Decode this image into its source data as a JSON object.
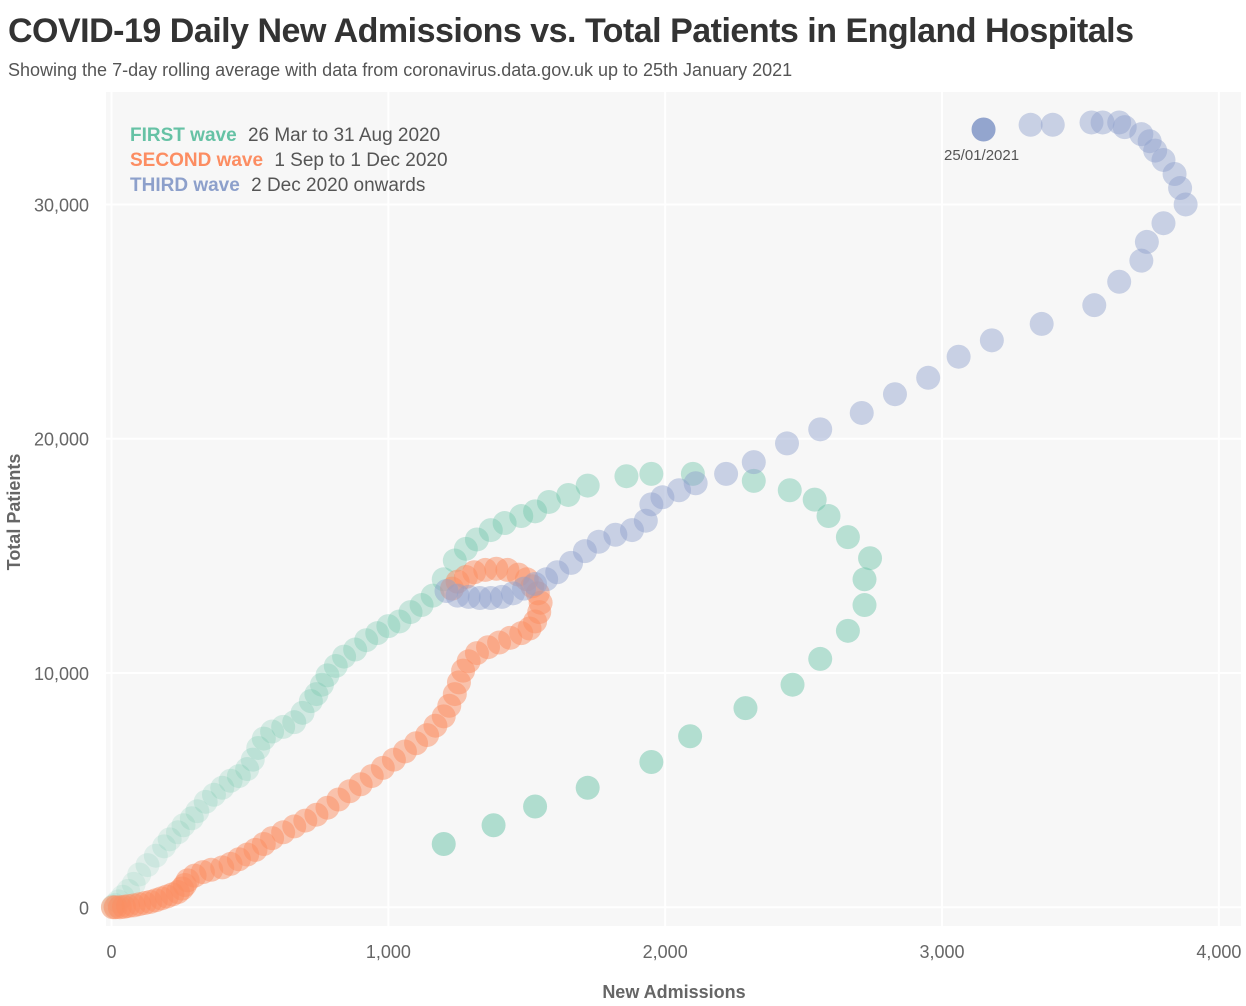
{
  "header": {
    "title": "COVID-19 Daily New Admissions vs. Total Patients in England Hospitals",
    "subtitle": "Showing the 7-day rolling average with data from coronavirus.data.gov.uk up to 25th January 2021"
  },
  "chart_data": {
    "type": "scatter",
    "xlabel": "New Admissions",
    "ylabel": "Total Patients",
    "xlim": [
      -20,
      4080
    ],
    "ylim": [
      -800,
      34800
    ],
    "xticks": [
      0,
      1000,
      2000,
      3000,
      4000
    ],
    "xtick_labels": [
      "0",
      "1,000",
      "2,000",
      "3,000",
      "4,000"
    ],
    "yticks": [
      0,
      10000,
      20000,
      30000
    ],
    "ytick_labels": [
      "0",
      "10,000",
      "20,000",
      "30,000"
    ],
    "grid": true,
    "legend_placement": "top-left",
    "legend": [
      {
        "name": "FIRST wave",
        "range": "26 Mar to 31 Aug 2020",
        "color": "#66c2a5"
      },
      {
        "name": "SECOND wave",
        "range": "1 Sep to 1 Dec 2020",
        "color": "#fc8d62"
      },
      {
        "name": "THIRD wave",
        "range": "2 Dec 2020 onwards",
        "color": "#8da0cb"
      }
    ],
    "annotation": {
      "text": "25/01/2021",
      "x": 3150,
      "y": 33300
    },
    "series": [
      {
        "name": "FIRST wave",
        "color": "#66c2a5",
        "points": [
          [
            1200,
            2700
          ],
          [
            1380,
            3500
          ],
          [
            1530,
            4300
          ],
          [
            1720,
            5100
          ],
          [
            1950,
            6200
          ],
          [
            2090,
            7300
          ],
          [
            2290,
            8500
          ],
          [
            2460,
            9500
          ],
          [
            2560,
            10600
          ],
          [
            2660,
            11800
          ],
          [
            2720,
            12900
          ],
          [
            2720,
            14000
          ],
          [
            2740,
            14900
          ],
          [
            2660,
            15800
          ],
          [
            2590,
            16700
          ],
          [
            2540,
            17400
          ],
          [
            2450,
            17800
          ],
          [
            2320,
            18200
          ],
          [
            2100,
            18500
          ],
          [
            1950,
            18500
          ],
          [
            1860,
            18400
          ],
          [
            1720,
            18000
          ],
          [
            1650,
            17600
          ],
          [
            1580,
            17300
          ],
          [
            1530,
            16900
          ],
          [
            1480,
            16700
          ],
          [
            1420,
            16400
          ],
          [
            1370,
            16100
          ],
          [
            1320,
            15700
          ],
          [
            1280,
            15300
          ],
          [
            1240,
            14800
          ],
          [
            1200,
            14000
          ],
          [
            1160,
            13300
          ],
          [
            1120,
            12900
          ],
          [
            1080,
            12600
          ],
          [
            1040,
            12200
          ],
          [
            1000,
            12000
          ],
          [
            960,
            11700
          ],
          [
            920,
            11400
          ],
          [
            880,
            11000
          ],
          [
            840,
            10700
          ],
          [
            810,
            10300
          ],
          [
            780,
            9900
          ],
          [
            760,
            9500
          ],
          [
            740,
            9100
          ],
          [
            720,
            8800
          ],
          [
            690,
            8300
          ],
          [
            660,
            7900
          ],
          [
            620,
            7700
          ],
          [
            580,
            7500
          ],
          [
            550,
            7200
          ],
          [
            530,
            6800
          ],
          [
            510,
            6300
          ],
          [
            490,
            5900
          ],
          [
            460,
            5600
          ],
          [
            430,
            5400
          ],
          [
            400,
            5100
          ],
          [
            370,
            4800
          ],
          [
            340,
            4500
          ],
          [
            310,
            4100
          ],
          [
            290,
            3800
          ],
          [
            260,
            3500
          ],
          [
            240,
            3200
          ],
          [
            210,
            2900
          ],
          [
            190,
            2600
          ],
          [
            160,
            2200
          ],
          [
            130,
            1800
          ],
          [
            100,
            1400
          ],
          [
            80,
            1000
          ],
          [
            60,
            700
          ],
          [
            40,
            450
          ],
          [
            25,
            250
          ],
          [
            12,
            100
          ],
          [
            5,
            30
          ]
        ]
      },
      {
        "name": "SECOND wave",
        "color": "#fc8d62",
        "points": [
          [
            5,
            0
          ],
          [
            15,
            0
          ],
          [
            30,
            0
          ],
          [
            45,
            20
          ],
          [
            60,
            50
          ],
          [
            80,
            80
          ],
          [
            100,
            130
          ],
          [
            120,
            180
          ],
          [
            140,
            230
          ],
          [
            160,
            300
          ],
          [
            180,
            380
          ],
          [
            200,
            460
          ],
          [
            220,
            550
          ],
          [
            240,
            650
          ],
          [
            255,
            800
          ],
          [
            265,
            950
          ],
          [
            275,
            1150
          ],
          [
            300,
            1350
          ],
          [
            330,
            1500
          ],
          [
            360,
            1600
          ],
          [
            400,
            1700
          ],
          [
            430,
            1850
          ],
          [
            460,
            2050
          ],
          [
            490,
            2250
          ],
          [
            520,
            2450
          ],
          [
            550,
            2700
          ],
          [
            580,
            2950
          ],
          [
            620,
            3200
          ],
          [
            660,
            3450
          ],
          [
            700,
            3700
          ],
          [
            740,
            3950
          ],
          [
            780,
            4250
          ],
          [
            820,
            4600
          ],
          [
            860,
            4950
          ],
          [
            900,
            5250
          ],
          [
            940,
            5600
          ],
          [
            980,
            5950
          ],
          [
            1020,
            6300
          ],
          [
            1060,
            6650
          ],
          [
            1100,
            7000
          ],
          [
            1140,
            7350
          ],
          [
            1170,
            7750
          ],
          [
            1200,
            8150
          ],
          [
            1220,
            8600
          ],
          [
            1240,
            9100
          ],
          [
            1255,
            9600
          ],
          [
            1270,
            10100
          ],
          [
            1290,
            10500
          ],
          [
            1320,
            10850
          ],
          [
            1360,
            11100
          ],
          [
            1400,
            11300
          ],
          [
            1440,
            11500
          ],
          [
            1480,
            11700
          ],
          [
            1510,
            11900
          ],
          [
            1530,
            12200
          ],
          [
            1545,
            12600
          ],
          [
            1550,
            13000
          ],
          [
            1540,
            13400
          ],
          [
            1520,
            13700
          ],
          [
            1500,
            14000
          ],
          [
            1470,
            14200
          ],
          [
            1430,
            14400
          ],
          [
            1390,
            14450
          ],
          [
            1350,
            14400
          ],
          [
            1310,
            14300
          ],
          [
            1280,
            14100
          ],
          [
            1250,
            13900
          ],
          [
            1230,
            13600
          ]
        ]
      },
      {
        "name": "THIRD wave",
        "color": "#8da0cb",
        "points": [
          [
            1210,
            13500
          ],
          [
            1250,
            13300
          ],
          [
            1290,
            13250
          ],
          [
            1330,
            13200
          ],
          [
            1370,
            13200
          ],
          [
            1410,
            13250
          ],
          [
            1450,
            13400
          ],
          [
            1490,
            13600
          ],
          [
            1530,
            13800
          ],
          [
            1570,
            14000
          ],
          [
            1610,
            14300
          ],
          [
            1660,
            14700
          ],
          [
            1710,
            15200
          ],
          [
            1760,
            15600
          ],
          [
            1820,
            15900
          ],
          [
            1880,
            16100
          ],
          [
            1930,
            16500
          ],
          [
            1950,
            17200
          ],
          [
            1990,
            17500
          ],
          [
            2050,
            17800
          ],
          [
            2110,
            18100
          ],
          [
            2220,
            18500
          ],
          [
            2320,
            19000
          ],
          [
            2440,
            19800
          ],
          [
            2560,
            20400
          ],
          [
            2710,
            21100
          ],
          [
            2830,
            21900
          ],
          [
            2950,
            22600
          ],
          [
            3060,
            23500
          ],
          [
            3180,
            24200
          ],
          [
            3360,
            24900
          ],
          [
            3550,
            25700
          ],
          [
            3640,
            26700
          ],
          [
            3720,
            27600
          ],
          [
            3740,
            28400
          ],
          [
            3800,
            29200
          ],
          [
            3880,
            30000
          ],
          [
            3860,
            30700
          ],
          [
            3840,
            31300
          ],
          [
            3800,
            31900
          ],
          [
            3770,
            32300
          ],
          [
            3750,
            32700
          ],
          [
            3720,
            33000
          ],
          [
            3660,
            33300
          ],
          [
            3640,
            33500
          ],
          [
            3580,
            33500
          ],
          [
            3540,
            33500
          ],
          [
            3400,
            33400
          ],
          [
            3320,
            33400
          ],
          [
            3150,
            33200
          ]
        ]
      }
    ]
  }
}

::::

▸ What you should do
Read the entries and select each line where the word "Total" is found.

▸ Result of the exercise
    "title": "COVID-19 Daily New Admissions vs. Total Patients in England Hospitals",
    "ylabel": "Total Patients",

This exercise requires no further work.